Task objective
Scan the material that follows. Copy every line containing the word "color".

* * * *

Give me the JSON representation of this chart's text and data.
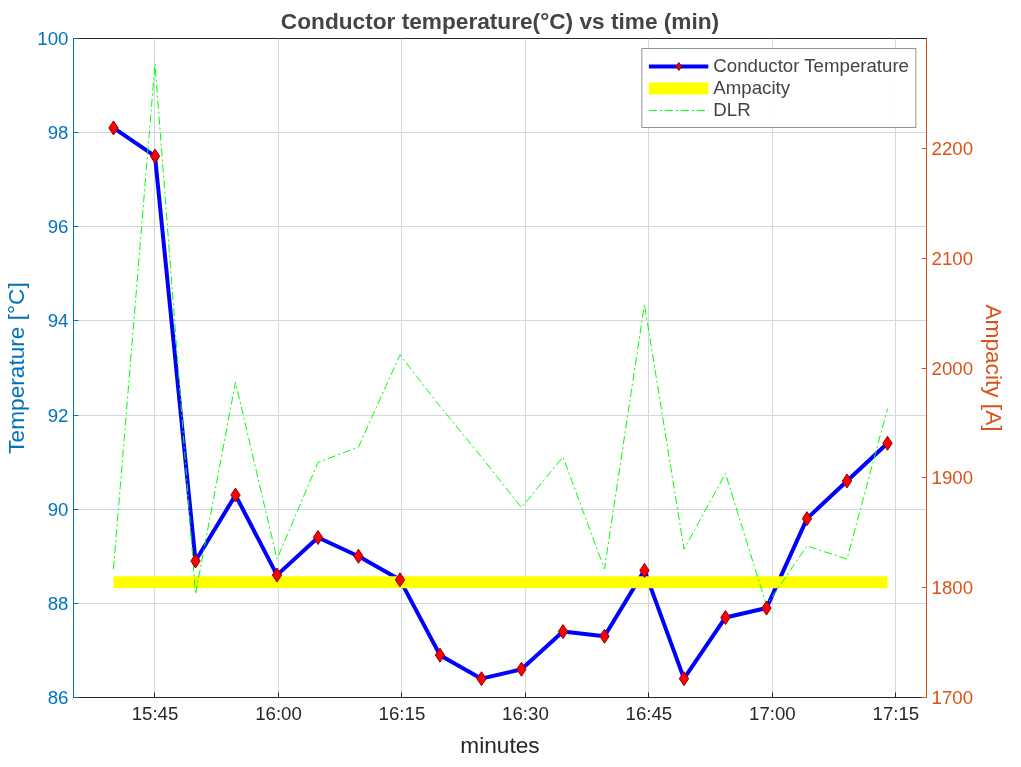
{
  "chart_data": {
    "type": "line",
    "title": "Conductor temperature(°C) vs time (min)",
    "xlabel": "minutes",
    "ylabel": "Temperature [°C]",
    "y2label": "Ampacity [A]",
    "x": [
      15.666,
      15.75,
      15.832,
      15.913,
      15.997,
      16.08,
      16.162,
      16.246,
      16.327,
      16.411,
      16.492,
      16.576,
      16.66,
      16.741,
      16.821,
      16.905,
      16.988,
      17.07,
      17.151,
      17.233
    ],
    "series": [
      {
        "name": "Conductor Temperature",
        "color": "#0000ff",
        "marker": "diamond",
        "line_style": "solid",
        "values": [
          98.1,
          97.5,
          88.9,
          90.3,
          88.6,
          89.4,
          89.0,
          88.5,
          86.9,
          86.4,
          86.6,
          87.4,
          87.3,
          88.7,
          86.4,
          87.7,
          87.9,
          89.8,
          90.6,
          91.4
        ]
      },
      {
        "name": "Ampacity",
        "color": "#ffff00",
        "axis": "y2",
        "marker": "none",
        "line_style": "solid",
        "x": [
          15.666,
          17.233
        ],
        "values": [
          1805,
          1805
        ]
      },
      {
        "name": "DLR",
        "color": "#00ff00",
        "axis": "y2",
        "marker": "none",
        "line_style": "dashed",
        "values": [
          1817,
          2277,
          1794,
          1987,
          1826,
          1914,
          1928,
          2012,
          1965,
          1919,
          1873,
          1919,
          1817,
          2058,
          1835,
          1904,
          1784,
          1838,
          1826,
          1963
        ]
      }
    ],
    "xlim": [
      15.585,
      17.312
    ],
    "xticks": [
      {
        "value": 15.75,
        "label": "15:45"
      },
      {
        "value": 16.0,
        "label": "16:00"
      },
      {
        "value": 16.25,
        "label": "16:15"
      },
      {
        "value": 16.5,
        "label": "16:30"
      },
      {
        "value": 16.75,
        "label": "16:45"
      },
      {
        "value": 17.0,
        "label": "17:00"
      },
      {
        "value": 17.25,
        "label": "17:15"
      }
    ],
    "ylim": [
      86,
      100
    ],
    "yticks": [
      86,
      88,
      90,
      92,
      94,
      96,
      98,
      100
    ],
    "y2lim": [
      1700,
      2300
    ],
    "y2ticks": [
      1700,
      1800,
      1900,
      2000,
      2100,
      2200
    ],
    "grid": true,
    "legend": "top right"
  }
}
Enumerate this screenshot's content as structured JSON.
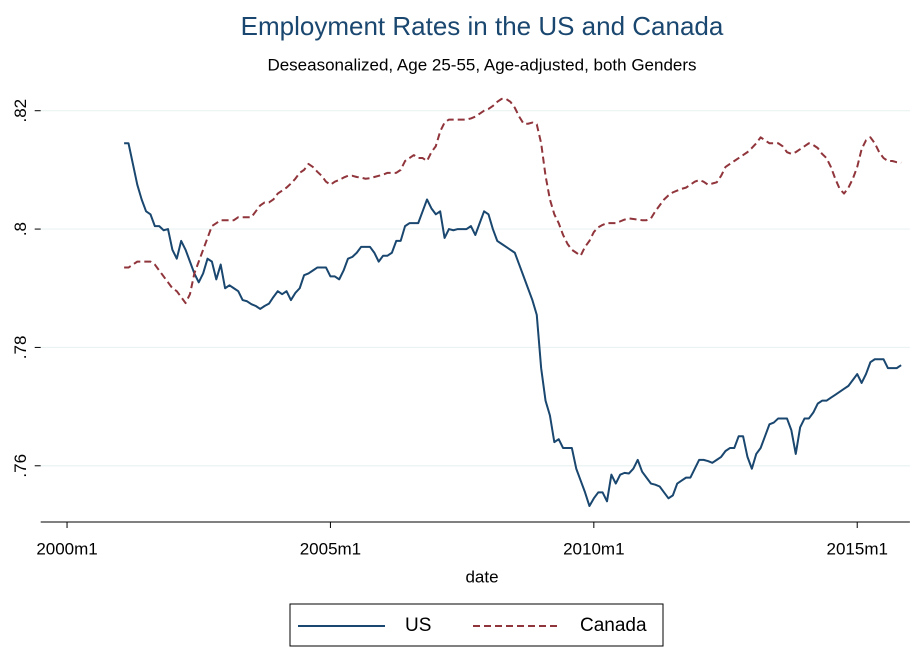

* * * *

Result of the exercise
        "color": "#0000ff",
        "color": "#ffff00",
        "color": "#00ff00",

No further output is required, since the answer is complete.